(Saved entries)
....................
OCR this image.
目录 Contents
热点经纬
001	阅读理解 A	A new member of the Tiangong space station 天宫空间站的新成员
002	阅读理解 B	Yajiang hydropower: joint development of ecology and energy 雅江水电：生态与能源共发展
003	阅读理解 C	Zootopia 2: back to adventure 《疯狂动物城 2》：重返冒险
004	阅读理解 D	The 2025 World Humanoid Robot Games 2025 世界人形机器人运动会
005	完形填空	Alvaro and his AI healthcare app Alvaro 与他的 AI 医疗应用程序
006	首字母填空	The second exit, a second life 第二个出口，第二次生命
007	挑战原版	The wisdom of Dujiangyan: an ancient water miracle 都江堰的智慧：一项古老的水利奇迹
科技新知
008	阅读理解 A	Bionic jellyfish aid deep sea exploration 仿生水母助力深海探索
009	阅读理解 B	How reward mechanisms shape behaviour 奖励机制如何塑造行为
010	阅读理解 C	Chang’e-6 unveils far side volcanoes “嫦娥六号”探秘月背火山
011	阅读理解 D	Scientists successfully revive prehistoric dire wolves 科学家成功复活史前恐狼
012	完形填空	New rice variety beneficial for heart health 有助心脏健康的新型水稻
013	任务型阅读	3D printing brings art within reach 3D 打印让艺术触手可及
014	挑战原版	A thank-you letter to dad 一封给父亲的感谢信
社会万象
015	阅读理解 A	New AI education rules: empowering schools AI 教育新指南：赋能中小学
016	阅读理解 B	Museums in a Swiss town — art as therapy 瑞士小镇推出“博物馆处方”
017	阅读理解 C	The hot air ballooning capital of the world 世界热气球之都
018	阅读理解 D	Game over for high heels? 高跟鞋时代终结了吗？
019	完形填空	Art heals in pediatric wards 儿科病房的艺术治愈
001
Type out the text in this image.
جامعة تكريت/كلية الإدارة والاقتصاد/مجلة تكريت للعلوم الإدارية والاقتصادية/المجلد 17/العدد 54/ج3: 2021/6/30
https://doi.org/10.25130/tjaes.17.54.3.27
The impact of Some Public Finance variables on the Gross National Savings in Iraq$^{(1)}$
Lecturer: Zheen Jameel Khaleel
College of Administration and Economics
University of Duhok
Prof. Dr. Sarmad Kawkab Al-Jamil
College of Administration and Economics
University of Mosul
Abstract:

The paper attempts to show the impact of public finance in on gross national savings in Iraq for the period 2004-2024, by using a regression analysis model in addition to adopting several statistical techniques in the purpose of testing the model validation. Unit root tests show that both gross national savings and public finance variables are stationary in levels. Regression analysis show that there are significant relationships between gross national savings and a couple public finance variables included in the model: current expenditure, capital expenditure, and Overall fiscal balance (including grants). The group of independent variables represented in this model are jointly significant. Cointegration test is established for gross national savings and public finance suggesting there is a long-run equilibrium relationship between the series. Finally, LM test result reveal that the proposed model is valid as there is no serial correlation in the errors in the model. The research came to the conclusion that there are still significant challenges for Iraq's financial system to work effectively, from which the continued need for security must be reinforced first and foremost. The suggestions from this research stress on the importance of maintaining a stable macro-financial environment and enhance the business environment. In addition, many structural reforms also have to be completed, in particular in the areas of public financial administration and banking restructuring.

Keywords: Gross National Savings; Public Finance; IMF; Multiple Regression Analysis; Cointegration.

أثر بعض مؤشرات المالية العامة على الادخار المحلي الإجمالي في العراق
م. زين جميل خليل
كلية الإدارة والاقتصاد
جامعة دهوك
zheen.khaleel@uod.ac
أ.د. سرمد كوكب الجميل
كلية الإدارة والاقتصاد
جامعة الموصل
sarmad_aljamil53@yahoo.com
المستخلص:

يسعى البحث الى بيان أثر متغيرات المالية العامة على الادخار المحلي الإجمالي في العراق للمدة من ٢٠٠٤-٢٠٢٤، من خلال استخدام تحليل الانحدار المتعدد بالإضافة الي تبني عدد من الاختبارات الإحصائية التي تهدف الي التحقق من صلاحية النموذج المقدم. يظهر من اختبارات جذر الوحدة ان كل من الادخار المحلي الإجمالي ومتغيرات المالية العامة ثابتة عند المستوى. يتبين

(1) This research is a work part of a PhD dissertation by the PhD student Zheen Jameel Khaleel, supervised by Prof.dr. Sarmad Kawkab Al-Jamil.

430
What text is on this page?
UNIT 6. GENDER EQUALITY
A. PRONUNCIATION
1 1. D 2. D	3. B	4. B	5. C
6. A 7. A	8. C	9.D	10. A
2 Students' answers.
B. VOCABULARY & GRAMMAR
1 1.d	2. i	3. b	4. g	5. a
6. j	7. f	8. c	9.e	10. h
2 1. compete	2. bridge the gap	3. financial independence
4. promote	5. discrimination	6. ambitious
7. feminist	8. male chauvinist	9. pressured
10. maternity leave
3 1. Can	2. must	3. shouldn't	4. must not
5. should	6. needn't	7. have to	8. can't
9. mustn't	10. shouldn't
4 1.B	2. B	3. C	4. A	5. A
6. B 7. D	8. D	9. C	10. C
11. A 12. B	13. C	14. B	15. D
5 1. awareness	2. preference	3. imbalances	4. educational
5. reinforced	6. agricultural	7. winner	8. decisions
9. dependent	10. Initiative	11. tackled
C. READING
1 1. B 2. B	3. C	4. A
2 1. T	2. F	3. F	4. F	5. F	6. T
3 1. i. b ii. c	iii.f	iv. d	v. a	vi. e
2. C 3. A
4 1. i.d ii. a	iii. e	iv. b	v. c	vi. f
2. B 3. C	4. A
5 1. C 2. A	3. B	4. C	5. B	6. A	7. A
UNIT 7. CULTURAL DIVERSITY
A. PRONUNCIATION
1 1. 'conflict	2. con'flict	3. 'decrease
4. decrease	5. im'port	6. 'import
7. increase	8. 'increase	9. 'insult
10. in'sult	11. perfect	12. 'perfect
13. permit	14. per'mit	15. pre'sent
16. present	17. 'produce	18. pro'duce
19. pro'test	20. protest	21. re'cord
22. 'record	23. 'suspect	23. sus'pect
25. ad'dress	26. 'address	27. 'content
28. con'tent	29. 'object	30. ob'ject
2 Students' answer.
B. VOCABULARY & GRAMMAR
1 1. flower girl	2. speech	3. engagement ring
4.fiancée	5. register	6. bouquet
....................
Exercise directions:
From the records above, extract every line exactly as it stands.

Output for this exercise:
OCR this image.
目录 Contents
热点经纬
001	阅读理解 A	A new member of the Tiangong space station 天宫空间站的新成员
002	阅读理解 B	Yajiang hydropower: joint development of ecology and energy 雅江水电：生态与能源共发展
003	阅读理解 C	Zootopia 2: back to adventure 《疯狂动物城 2》：重返冒险
004	阅读理解 D	The 2025 World Humanoid Robot Games 2025 世界人形机器人运动会
005	完形填空	Alvaro and his AI healthcare app Alvaro 与他的 AI 医疗应用程序
006	首字母填空	The second exit, a second life 第二个出口，第二次生命
007	挑战原版	The wisdom of Dujiangyan: an ancient water miracle 都江堰的智慧：一项古老的水利奇迹
科技新知
008	阅读理解 A	Bionic jellyfish aid deep sea exploration 仿生水母助力深海探索
009	阅读理解 B	How reward mechanisms shape behaviour 奖励机制如何塑造行为
010	阅读理解 C	Chang’e-6 unveils far side volcanoes “嫦娥六号”探秘月背火山
011	阅读理解 D	Scientists successfully revive prehistoric dire wolves 科学家成功复活史前恐狼
012	完形填空	New rice variety beneficial for heart health 有助心脏健康的新型水稻
013	任务型阅读	3D printing brings art within reach 3D 打印让艺术触手可及
014	挑战原版	A thank-you letter to dad 一封给父亲的感谢信
社会万象
015	阅读理解 A	New AI education rules: empowering schools AI 教育新指南：赋能中小学
016	阅读理解 B	Museums in a Swiss town — art as therapy 瑞士小镇推出“博物馆处方”
017	阅读理解 C	The hot air ballooning capital of the world 世界热气球之都
018	阅读理解 D	Game over for high heels? 高跟鞋时代终结了吗？
019	完形填空	Art heals in pediatric wards 儿科病房的艺术治愈
001
Type out the text in this image.
جامعة تكريت/كلية الإدارة والاقتصاد/مجلة تكريت للعلوم الإدارية والاقتصادية/المجلد 17/العدد 54/ج3: 2021/6/30
https://doi.org/10.25130/tjaes.17.54.3.27
The impact of Some Public Finance variables on the Gross National Savings in Iraq$^{(1)}$
Lecturer: Zheen Jameel Khaleel
College of Administration and Economics
University of Duhok
Prof. Dr. Sarmad Kawkab Al-Jamil
College of Administration and Economics
University of Mosul
Abstract:

The paper attempts to show the impact of public finance in on gross national savings in Iraq for the period 2004-2024, by using a regression analysis model in addition to adopting several statistical techniques in the purpose of testing the model validation. Unit root tests show that both gross national savings and public finance variables are stationary in levels. Regression analysis show that there are significant relationships between gross national savings and a couple public finance variables included in the model: current expenditure, capital expenditure, and Overall fiscal balance (including grants). The group of independent variables represented in this model are jointly significant. Cointegration test is established for gross national savings and public finance suggesting there is a long-run equilibrium relationship between the series. Finally, LM test result reveal that the proposed model is valid as there is no serial correlation in the errors in the model. The research came to the conclusion that there are still significant challenges for Iraq's financial system to work effectively, from which the continued need for security must be reinforced first and foremost. The suggestions from this research stress on the importance of maintaining a stable macro-financial environment and enhance the business environment. In addition, many structural reforms also have to be completed, in particular in the areas of public financial administration and banking restructuring.

Keywords: Gross National Savings; Public Finance; IMF; Multiple Regression Analysis; Cointegration.

أثر بعض مؤشرات المالية العامة على الادخار المحلي الإجمالي في العراق
م. زين جميل خليل
كلية الإدارة والاقتصاد
جامعة دهوك
zheen.khaleel@uod.ac
أ.د. سرمد كوكب الجميل
كلية الإدارة والاقتصاد
جامعة الموصل
sarmad_aljamil53@yahoo.com
المستخلص:

يسعى البحث الى بيان أثر متغيرات المالية العامة على الادخار المحلي الإجمالي في العراق للمدة من ٢٠٠٤-٢٠٢٤، من خلال استخدام تحليل الانحدار المتعدد بالإضافة الي تبني عدد من الاختبارات الإحصائية التي تهدف الي التحقق من صلاحية النموذج المقدم. يظهر من اختبارات جذر الوحدة ان كل من الادخار المحلي الإجمالي ومتغيرات المالية العامة ثابتة عند المستوى. يتبين

(1) This research is a work part of a PhD dissertation by the PhD student Zheen Jameel Khaleel, supervised by Prof.dr. Sarmad Kawkab Al-Jamil.

430
What text is on this page?
UNIT 6. GENDER EQUALITY
A. PRONUNCIATION
1 1. D 2. D	3. B	4. B	5. C
6. A 7. A	8. C	9.D	10. A
2 Students' answers.
B. VOCABULARY & GRAMMAR
1 1.d	2. i	3. b	4. g	5. a
6. j	7. f	8. c	9.e	10. h
2 1. compete	2. bridge the gap	3. financial independence
4. promote	5. discrimination	6. ambitious
7. feminist	8. male chauvinist	9. pressured
10. maternity leave
3 1. Can	2. must	3. shouldn't	4. must not
5. should	6. needn't	7. have to	8. can't
9. mustn't	10. shouldn't
4 1.B	2. B	3. C	4. A	5. A
6. B 7. D	8. D	9. C	10. C
11. A 12. B	13. C	14. B	15. D
5 1. awareness	2. preference	3. imbalances	4. educational
5. reinforced	6. agricultural	7. winner	8. decisions
9. dependent	10. Initiative	11. tackled
C. READING
1 1. B 2. B	3. C	4. A
2 1. T	2. F	3. F	4. F	5. F	6. T
3 1. i. b ii. c	iii.f	iv. d	v. a	vi. e
2. C 3. A
4 1. i.d ii. a	iii. e	iv. b	v. c	vi. f
2. B 3. C	4. A
5 1. C 2. A	3. B	4. C	5. B	6. A	7. A
UNIT 7. CULTURAL DIVERSITY
A. PRONUNCIATION
1 1. 'conflict	2. con'flict	3. 'decrease
4. decrease	5. im'port	6. 'import
7. increase	8. 'increase	9. 'insult
10. in'sult	11. perfect	12. 'perfect
13. permit	14. per'mit	15. pre'sent
16. present	17. 'produce	18. pro'duce
19. pro'test	20. protest	21. re'cord
22. 'record	23. 'suspect	23. sus'pect
25. ad'dress	26. 'address	27. 'content
28. con'tent	29. 'object	30. ob'ject
2 Students' answer.
B. VOCABULARY & GRAMMAR
1 1. flower girl	2. speech	3. engagement ring
4.fiancée	5. register	6. bouquet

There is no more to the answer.